> _To do_: Repeat the listing in full, exactly as it stands.

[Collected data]
"""
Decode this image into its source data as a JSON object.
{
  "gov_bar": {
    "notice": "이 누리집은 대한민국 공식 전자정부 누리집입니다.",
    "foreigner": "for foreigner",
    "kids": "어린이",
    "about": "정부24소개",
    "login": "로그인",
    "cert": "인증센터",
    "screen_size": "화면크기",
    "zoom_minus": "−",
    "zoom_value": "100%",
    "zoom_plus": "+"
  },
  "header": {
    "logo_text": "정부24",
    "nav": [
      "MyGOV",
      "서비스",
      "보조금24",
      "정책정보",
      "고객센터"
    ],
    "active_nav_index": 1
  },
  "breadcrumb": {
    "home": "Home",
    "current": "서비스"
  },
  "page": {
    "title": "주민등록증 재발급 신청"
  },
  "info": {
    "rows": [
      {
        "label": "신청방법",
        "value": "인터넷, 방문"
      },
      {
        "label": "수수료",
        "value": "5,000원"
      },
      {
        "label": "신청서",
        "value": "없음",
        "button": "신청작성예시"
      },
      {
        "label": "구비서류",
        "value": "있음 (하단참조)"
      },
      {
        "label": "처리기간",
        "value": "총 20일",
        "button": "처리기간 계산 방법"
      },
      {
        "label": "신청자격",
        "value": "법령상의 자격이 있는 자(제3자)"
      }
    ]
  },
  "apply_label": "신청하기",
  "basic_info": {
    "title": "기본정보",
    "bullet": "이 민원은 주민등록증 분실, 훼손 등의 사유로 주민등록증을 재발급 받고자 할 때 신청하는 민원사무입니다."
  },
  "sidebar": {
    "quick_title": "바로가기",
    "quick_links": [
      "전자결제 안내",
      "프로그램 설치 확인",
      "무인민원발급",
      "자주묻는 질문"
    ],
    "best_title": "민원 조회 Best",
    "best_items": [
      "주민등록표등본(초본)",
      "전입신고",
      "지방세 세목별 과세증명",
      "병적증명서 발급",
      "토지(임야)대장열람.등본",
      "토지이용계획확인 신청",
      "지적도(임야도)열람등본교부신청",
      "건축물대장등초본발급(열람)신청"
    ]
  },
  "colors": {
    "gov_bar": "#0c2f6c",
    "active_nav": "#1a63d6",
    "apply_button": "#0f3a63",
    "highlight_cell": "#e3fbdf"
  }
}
"""
> _Task answer_:
Decode this image into its source data as a JSON object.
{
  "gov_bar": {
    "notice": "이 누리집은 대한민국 공식 전자정부 누리집입니다.",
    "foreigner": "for foreigner",
    "kids": "어린이",
    "about": "정부24소개",
    "login": "로그인",
    "cert": "인증센터",
    "screen_size": "화면크기",
    "zoom_minus": "−",
    "zoom_value": "100%",
    "zoom_plus": "+"
  },
  "header": {
    "logo_text": "정부24",
    "nav": [
      "MyGOV",
      "서비스",
      "보조금24",
      "정책정보",
      "고객센터"
    ],
    "active_nav_index": 1
  },
  "breadcrumb": {
    "home": "Home",
    "current": "서비스"
  },
  "page": {
    "title": "주민등록증 재발급 신청"
  },
  "info": {
    "rows": [
      {
        "label": "신청방법",
        "value": "인터넷, 방문"
      },
      {
        "label": "수수료",
        "value": "5,000원"
      },
      {
        "label": "신청서",
        "value": "없음",
        "button": "신청작성예시"
      },
      {
        "label": "구비서류",
        "value": "있음 (하단참조)"
      },
      {
        "label": "처리기간",
        "value": "총 20일",
        "button": "처리기간 계산 방법"
      },
      {
        "label": "신청자격",
        "value": "법령상의 자격이 있는 자(제3자)"
      }
    ]
  },
  "apply_label": "신청하기",
  "basic_info": {
    "title": "기본정보",
    "bullet": "이 민원은 주민등록증 분실, 훼손 등의 사유로 주민등록증을 재발급 받고자 할 때 신청하는 민원사무입니다."
  },
  "sidebar": {
    "quick_title": "바로가기",
    "quick_links": [
      "전자결제 안내",
      "프로그램 설치 확인",
      "무인민원발급",
      "자주묻는 질문"
    ],
    "best_title": "민원 조회 Best",
    "best_items": [
      "주민등록표등본(초본)",
      "전입신고",
      "지방세 세목별 과세증명",
      "병적증명서 발급",
      "토지(임야)대장열람.등본",
      "토지이용계획확인 신청",
      "지적도(임야도)열람등본교부신청",
      "건축물대장등초본발급(열람)신청"
    ]
  },
  "colors": {
    "gov_bar": "#0c2f6c",
    "active_nav": "#1a63d6",
    "apply_button": "#0f3a63",
    "highlight_cell": "#e3fbdf"
  }
}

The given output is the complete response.